Recorded data:
"""
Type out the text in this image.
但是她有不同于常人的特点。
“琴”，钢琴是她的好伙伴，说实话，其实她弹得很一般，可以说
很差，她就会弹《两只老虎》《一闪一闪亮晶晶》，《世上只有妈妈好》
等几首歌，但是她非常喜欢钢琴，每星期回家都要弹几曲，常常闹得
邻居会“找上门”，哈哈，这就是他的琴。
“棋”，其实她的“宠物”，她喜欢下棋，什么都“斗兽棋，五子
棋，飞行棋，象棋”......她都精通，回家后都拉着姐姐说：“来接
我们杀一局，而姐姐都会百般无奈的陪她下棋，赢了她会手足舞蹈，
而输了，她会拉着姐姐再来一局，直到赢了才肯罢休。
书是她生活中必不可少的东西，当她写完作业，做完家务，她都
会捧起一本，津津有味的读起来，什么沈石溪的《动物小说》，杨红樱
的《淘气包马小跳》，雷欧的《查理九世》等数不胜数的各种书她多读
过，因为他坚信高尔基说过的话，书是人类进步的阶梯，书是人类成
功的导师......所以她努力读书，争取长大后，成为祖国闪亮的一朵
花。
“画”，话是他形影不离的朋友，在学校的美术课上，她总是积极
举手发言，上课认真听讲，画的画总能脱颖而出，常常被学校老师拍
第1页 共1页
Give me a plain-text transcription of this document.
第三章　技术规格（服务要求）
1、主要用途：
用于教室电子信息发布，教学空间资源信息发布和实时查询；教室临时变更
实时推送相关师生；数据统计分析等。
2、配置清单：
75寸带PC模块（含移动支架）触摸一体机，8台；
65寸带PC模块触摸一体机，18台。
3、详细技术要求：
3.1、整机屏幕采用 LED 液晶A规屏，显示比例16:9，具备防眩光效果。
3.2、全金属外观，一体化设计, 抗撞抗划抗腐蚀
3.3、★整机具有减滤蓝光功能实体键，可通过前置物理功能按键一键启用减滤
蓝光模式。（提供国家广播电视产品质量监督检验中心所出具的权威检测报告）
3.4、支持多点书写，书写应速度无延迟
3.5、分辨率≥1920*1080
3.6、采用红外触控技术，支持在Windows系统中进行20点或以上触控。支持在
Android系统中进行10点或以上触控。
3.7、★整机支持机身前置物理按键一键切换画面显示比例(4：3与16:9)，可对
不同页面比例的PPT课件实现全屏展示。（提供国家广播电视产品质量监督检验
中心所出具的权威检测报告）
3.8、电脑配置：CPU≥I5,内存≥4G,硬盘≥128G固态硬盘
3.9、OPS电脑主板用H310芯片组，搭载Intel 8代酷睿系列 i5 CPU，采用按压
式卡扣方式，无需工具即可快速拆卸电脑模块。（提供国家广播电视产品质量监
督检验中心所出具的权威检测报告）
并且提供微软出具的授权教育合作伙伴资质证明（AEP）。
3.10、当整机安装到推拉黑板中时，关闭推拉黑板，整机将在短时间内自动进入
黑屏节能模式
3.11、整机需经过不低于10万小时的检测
"""
What you will do:
Quote exactly and only the lines from the one holding "Give me a plain-text" through the end of the data.

Solution:
Give me a plain-text transcription of this document.
第三章　技术规格（服务要求）
1、主要用途：
用于教室电子信息发布，教学空间资源信息发布和实时查询；教室临时变更
实时推送相关师生；数据统计分析等。
2、配置清单：
75寸带PC模块（含移动支架）触摸一体机，8台；
65寸带PC模块触摸一体机，18台。
3、详细技术要求：
3.1、整机屏幕采用 LED 液晶A规屏，显示比例16:9，具备防眩光效果。
3.2、全金属外观，一体化设计, 抗撞抗划抗腐蚀
3.3、★整机具有减滤蓝光功能实体键，可通过前置物理功能按键一键启用减滤
蓝光模式。（提供国家广播电视产品质量监督检验中心所出具的权威检测报告）
3.4、支持多点书写，书写应速度无延迟
3.5、分辨率≥1920*1080
3.6、采用红外触控技术，支持在Windows系统中进行20点或以上触控。支持在
Android系统中进行10点或以上触控。
3.7、★整机支持机身前置物理按键一键切换画面显示比例(4：3与16:9)，可对
不同页面比例的PPT课件实现全屏展示。（提供国家广播电视产品质量监督检验
中心所出具的权威检测报告）
3.8、电脑配置：CPU≥I5,内存≥4G,硬盘≥128G固态硬盘
3.9、OPS电脑主板用H310芯片组，搭载Intel 8代酷睿系列 i5 CPU，采用按压
式卡扣方式，无需工具即可快速拆卸电脑模块。（提供国家广播电视产品质量监
督检验中心所出具的权威检测报告）
并且提供微软出具的授权教育合作伙伴资质证明（AEP）。
3.10、当整机安装到推拉黑板中时，关闭推拉黑板，整机将在短时间内自动进入
黑屏节能模式
3.11、整机需经过不低于10万小时的检测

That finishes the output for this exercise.